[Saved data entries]
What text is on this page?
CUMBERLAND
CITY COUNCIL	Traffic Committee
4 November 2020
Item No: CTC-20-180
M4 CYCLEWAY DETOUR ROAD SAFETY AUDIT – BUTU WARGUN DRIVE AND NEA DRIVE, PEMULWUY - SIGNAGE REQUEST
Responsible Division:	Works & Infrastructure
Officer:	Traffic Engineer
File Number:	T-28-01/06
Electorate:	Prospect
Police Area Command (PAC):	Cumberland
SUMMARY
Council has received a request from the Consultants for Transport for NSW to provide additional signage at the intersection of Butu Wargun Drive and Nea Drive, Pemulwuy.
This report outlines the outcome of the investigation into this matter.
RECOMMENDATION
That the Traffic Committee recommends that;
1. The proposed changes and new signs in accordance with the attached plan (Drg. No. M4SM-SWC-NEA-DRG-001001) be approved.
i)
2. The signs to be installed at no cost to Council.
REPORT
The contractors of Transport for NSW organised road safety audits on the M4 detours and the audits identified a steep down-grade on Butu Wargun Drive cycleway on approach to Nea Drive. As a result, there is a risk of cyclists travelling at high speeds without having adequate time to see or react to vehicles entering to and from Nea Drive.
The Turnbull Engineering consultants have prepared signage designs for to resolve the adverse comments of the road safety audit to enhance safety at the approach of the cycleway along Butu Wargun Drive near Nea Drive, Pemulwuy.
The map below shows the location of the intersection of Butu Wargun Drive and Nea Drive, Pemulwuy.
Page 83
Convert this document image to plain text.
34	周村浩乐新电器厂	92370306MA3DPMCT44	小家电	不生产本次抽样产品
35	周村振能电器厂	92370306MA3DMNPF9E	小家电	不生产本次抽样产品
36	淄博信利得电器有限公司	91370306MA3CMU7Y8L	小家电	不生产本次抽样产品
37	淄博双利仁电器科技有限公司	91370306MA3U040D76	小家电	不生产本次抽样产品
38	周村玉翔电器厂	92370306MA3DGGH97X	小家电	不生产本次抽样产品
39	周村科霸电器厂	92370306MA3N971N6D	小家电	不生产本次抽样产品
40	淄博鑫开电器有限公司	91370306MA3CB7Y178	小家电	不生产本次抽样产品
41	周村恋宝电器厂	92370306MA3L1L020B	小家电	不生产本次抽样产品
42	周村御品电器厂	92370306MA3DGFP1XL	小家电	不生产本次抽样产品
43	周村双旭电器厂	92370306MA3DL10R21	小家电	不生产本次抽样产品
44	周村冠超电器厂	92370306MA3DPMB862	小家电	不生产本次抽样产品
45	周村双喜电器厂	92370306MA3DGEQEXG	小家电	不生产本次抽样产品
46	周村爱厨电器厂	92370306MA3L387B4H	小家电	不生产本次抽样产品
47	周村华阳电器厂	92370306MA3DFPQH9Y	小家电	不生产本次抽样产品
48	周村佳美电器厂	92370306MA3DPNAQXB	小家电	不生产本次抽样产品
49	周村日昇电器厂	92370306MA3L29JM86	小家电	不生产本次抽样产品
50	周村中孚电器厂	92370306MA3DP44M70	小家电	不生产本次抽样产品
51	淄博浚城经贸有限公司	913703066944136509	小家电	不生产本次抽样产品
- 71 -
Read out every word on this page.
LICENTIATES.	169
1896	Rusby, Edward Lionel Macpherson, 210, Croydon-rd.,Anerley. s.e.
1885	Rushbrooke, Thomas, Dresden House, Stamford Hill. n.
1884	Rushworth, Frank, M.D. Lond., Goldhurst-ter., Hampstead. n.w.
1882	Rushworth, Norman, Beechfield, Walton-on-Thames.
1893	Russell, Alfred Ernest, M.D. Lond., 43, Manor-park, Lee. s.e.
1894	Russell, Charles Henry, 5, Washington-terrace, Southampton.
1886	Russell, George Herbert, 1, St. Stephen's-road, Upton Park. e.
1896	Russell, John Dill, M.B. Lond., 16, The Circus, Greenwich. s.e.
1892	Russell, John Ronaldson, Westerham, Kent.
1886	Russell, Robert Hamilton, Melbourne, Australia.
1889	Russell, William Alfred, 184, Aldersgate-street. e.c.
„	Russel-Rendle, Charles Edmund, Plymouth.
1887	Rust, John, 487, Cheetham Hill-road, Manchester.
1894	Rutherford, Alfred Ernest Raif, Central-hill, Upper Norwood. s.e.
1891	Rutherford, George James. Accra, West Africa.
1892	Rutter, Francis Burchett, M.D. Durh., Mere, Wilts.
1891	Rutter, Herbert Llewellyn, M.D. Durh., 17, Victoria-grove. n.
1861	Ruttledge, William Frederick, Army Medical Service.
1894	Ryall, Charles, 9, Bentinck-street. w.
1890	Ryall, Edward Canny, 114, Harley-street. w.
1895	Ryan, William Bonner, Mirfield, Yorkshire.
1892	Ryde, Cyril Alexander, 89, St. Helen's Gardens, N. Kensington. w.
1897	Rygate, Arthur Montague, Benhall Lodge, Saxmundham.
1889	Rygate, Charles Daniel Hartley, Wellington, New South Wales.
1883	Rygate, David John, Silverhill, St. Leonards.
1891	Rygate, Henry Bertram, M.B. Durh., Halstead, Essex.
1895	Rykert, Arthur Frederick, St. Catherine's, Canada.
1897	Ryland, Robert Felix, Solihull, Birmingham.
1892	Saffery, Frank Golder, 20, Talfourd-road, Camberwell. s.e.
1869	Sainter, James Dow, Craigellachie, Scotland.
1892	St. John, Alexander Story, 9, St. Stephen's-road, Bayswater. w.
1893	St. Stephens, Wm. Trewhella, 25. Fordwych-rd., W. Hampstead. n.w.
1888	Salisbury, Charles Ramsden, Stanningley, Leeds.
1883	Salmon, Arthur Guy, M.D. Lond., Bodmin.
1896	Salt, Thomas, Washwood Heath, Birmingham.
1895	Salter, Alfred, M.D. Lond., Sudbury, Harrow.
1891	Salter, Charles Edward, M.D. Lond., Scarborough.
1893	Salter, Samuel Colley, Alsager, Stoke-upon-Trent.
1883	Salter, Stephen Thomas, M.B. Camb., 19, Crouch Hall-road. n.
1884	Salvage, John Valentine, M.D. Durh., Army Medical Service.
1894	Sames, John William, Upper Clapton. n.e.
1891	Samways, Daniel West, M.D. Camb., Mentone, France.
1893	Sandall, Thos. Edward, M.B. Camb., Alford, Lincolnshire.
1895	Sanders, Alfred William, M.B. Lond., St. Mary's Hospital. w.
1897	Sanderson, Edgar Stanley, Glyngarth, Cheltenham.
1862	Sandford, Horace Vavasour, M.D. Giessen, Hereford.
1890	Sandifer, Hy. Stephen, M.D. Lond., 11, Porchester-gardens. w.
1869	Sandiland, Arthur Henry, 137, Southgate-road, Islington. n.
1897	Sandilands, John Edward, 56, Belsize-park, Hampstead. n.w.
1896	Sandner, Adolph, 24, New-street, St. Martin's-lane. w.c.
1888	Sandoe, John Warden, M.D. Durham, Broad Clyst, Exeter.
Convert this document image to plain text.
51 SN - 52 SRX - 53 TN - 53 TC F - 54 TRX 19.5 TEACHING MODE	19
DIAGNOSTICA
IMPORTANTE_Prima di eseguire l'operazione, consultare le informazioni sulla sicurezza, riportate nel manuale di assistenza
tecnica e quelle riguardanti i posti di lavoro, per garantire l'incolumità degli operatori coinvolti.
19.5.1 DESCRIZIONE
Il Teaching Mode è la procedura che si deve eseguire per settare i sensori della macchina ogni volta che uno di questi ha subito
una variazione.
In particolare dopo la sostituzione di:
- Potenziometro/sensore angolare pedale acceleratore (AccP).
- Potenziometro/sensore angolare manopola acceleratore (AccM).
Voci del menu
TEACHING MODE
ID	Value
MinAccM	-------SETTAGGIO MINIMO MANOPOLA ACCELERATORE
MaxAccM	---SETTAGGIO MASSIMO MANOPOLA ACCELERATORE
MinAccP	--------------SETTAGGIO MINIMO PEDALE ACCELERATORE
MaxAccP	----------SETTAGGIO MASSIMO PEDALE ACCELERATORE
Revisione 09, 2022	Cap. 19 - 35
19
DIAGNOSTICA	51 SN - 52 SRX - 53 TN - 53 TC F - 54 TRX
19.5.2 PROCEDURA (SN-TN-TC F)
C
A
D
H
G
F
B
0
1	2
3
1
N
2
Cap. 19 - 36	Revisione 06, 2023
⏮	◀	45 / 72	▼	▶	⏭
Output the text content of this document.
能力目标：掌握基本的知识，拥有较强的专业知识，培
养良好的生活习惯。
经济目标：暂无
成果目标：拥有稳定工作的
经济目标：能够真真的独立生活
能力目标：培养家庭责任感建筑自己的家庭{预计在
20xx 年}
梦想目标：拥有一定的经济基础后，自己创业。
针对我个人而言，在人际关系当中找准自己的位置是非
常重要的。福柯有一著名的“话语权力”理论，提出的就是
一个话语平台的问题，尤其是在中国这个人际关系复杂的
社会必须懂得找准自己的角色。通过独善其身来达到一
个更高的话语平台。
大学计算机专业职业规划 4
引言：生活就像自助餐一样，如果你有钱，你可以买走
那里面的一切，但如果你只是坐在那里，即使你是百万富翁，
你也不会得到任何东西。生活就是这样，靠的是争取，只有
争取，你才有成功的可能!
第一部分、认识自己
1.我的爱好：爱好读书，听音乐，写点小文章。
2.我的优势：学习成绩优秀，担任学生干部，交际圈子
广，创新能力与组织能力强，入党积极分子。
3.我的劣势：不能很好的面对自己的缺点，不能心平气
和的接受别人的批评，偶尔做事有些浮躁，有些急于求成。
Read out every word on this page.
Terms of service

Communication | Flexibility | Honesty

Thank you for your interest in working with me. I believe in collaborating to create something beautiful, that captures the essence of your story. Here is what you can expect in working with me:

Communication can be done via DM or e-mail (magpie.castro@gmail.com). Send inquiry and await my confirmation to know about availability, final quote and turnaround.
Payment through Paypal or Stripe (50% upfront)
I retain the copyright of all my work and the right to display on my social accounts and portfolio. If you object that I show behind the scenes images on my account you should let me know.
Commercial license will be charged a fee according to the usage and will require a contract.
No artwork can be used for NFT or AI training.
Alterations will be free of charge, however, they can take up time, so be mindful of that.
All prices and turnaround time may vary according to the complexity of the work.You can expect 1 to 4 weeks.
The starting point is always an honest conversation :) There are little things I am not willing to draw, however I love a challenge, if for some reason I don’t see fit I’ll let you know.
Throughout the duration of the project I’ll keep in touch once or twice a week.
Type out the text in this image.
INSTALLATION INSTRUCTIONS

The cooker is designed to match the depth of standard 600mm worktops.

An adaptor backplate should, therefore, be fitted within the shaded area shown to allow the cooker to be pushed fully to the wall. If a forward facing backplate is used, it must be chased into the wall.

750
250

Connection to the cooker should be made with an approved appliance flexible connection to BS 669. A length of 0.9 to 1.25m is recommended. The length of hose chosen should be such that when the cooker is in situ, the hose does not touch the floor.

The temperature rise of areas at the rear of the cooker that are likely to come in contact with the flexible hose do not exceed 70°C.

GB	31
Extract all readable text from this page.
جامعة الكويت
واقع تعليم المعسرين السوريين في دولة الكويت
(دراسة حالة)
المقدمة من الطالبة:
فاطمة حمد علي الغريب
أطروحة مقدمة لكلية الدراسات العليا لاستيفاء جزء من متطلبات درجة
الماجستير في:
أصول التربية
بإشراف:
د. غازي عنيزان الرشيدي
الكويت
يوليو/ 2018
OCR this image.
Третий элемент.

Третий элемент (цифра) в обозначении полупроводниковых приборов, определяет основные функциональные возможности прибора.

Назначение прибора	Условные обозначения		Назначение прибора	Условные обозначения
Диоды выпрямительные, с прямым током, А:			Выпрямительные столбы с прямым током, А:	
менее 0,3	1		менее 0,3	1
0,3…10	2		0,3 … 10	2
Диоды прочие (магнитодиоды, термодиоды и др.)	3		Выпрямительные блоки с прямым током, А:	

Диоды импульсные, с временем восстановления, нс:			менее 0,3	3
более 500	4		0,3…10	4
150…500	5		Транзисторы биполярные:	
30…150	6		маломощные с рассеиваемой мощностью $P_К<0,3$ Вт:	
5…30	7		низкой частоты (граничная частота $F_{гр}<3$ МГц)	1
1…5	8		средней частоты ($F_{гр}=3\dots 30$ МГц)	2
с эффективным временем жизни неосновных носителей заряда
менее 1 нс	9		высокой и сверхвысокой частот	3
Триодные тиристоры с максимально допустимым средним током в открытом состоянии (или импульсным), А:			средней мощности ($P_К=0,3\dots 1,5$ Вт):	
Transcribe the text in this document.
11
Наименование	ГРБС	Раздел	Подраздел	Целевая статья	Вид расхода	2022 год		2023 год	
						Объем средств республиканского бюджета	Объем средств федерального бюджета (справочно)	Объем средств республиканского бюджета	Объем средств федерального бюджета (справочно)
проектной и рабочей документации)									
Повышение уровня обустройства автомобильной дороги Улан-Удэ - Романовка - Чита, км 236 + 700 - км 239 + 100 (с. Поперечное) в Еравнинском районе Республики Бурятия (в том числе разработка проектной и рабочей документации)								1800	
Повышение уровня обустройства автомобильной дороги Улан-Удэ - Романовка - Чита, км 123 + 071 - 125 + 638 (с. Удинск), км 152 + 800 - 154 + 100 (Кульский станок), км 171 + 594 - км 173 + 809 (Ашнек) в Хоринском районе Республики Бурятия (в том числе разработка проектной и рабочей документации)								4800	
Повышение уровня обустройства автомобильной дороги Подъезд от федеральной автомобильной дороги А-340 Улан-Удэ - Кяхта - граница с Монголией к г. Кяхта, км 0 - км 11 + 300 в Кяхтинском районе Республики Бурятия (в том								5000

### Written request
Copy out every line from the records that has the word "this".

### Task response
What text is on this page?
This report outlines the outcome of the investigation into this matter.
Convert this document image to plain text.
Read out every word on this page.
Convert this document image to plain text.
Output the text content of this document.
Read out every word on this page.
Type out the text in this image.
Extract all readable text from this page.
OCR this image.
Transcribe the text in this document.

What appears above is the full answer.